What you will do →
Gather all lines in the entries that include the word "²³⁵₉₂U".

Data extracted from a collection:
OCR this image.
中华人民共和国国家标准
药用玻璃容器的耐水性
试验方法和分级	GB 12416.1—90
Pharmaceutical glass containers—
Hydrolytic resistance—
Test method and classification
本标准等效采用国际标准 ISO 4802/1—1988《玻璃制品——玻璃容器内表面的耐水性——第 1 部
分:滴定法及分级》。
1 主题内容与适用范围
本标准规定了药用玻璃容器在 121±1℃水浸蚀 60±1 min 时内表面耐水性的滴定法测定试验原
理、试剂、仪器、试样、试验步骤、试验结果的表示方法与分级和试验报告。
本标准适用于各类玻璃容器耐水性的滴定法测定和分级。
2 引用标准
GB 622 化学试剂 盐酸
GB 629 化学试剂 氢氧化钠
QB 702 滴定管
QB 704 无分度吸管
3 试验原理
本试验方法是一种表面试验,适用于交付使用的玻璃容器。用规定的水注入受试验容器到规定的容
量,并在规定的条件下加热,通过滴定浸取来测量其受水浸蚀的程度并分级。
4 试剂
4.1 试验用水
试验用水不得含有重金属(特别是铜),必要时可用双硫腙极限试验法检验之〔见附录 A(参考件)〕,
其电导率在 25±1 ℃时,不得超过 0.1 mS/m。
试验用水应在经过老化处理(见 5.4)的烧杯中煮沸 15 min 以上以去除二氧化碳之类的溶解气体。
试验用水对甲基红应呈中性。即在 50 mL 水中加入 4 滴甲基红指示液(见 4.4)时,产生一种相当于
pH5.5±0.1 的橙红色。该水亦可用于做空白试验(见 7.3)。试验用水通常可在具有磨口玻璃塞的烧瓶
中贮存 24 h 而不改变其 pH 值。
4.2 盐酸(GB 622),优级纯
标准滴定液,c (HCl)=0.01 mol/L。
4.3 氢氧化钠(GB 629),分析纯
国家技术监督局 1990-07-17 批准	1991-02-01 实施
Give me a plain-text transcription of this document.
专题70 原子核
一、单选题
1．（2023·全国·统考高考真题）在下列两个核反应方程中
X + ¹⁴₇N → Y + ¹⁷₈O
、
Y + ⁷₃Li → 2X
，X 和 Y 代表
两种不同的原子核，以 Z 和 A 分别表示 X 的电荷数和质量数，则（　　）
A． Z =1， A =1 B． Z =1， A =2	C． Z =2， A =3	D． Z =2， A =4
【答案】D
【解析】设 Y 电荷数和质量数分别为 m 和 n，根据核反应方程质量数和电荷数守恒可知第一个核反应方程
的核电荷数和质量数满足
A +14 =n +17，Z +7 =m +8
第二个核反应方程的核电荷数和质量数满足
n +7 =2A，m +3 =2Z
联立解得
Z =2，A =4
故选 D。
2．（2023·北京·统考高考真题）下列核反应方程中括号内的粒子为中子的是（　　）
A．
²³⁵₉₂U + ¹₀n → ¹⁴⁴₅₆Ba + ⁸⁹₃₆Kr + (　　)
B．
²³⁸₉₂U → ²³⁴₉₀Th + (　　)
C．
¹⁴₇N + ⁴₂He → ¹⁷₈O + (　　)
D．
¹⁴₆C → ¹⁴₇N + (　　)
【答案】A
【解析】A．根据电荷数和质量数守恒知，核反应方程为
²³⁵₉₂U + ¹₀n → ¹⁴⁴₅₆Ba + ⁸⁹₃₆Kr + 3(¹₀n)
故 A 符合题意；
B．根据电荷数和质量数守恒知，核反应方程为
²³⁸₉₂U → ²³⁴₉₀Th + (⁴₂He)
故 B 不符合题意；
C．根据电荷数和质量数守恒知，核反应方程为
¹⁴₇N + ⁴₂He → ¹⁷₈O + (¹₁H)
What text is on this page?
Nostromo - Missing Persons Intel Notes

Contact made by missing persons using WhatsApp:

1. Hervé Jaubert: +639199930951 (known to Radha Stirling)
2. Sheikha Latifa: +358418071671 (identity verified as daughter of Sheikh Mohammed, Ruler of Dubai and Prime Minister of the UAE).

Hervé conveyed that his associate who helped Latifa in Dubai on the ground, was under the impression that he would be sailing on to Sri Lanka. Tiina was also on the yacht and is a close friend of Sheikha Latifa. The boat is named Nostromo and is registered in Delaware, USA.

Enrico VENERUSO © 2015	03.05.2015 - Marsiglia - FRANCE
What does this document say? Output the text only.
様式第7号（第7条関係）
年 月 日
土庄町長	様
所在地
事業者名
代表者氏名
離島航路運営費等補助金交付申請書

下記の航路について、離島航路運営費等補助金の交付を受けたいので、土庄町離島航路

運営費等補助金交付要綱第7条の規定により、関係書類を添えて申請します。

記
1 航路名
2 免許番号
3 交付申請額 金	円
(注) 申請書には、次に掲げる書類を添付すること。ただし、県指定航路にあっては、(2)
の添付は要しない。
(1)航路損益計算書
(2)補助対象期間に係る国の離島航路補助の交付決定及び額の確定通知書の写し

The answer →
²³⁵₉₂U + ¹₀n → ¹⁴⁴₅₆Ba + ⁸⁹₃₆Kr + (　　)
²³⁵₉₂U + ¹₀n → ¹⁴⁴₅₆Ba + ⁸⁹₃₆Kr + 3(¹₀n)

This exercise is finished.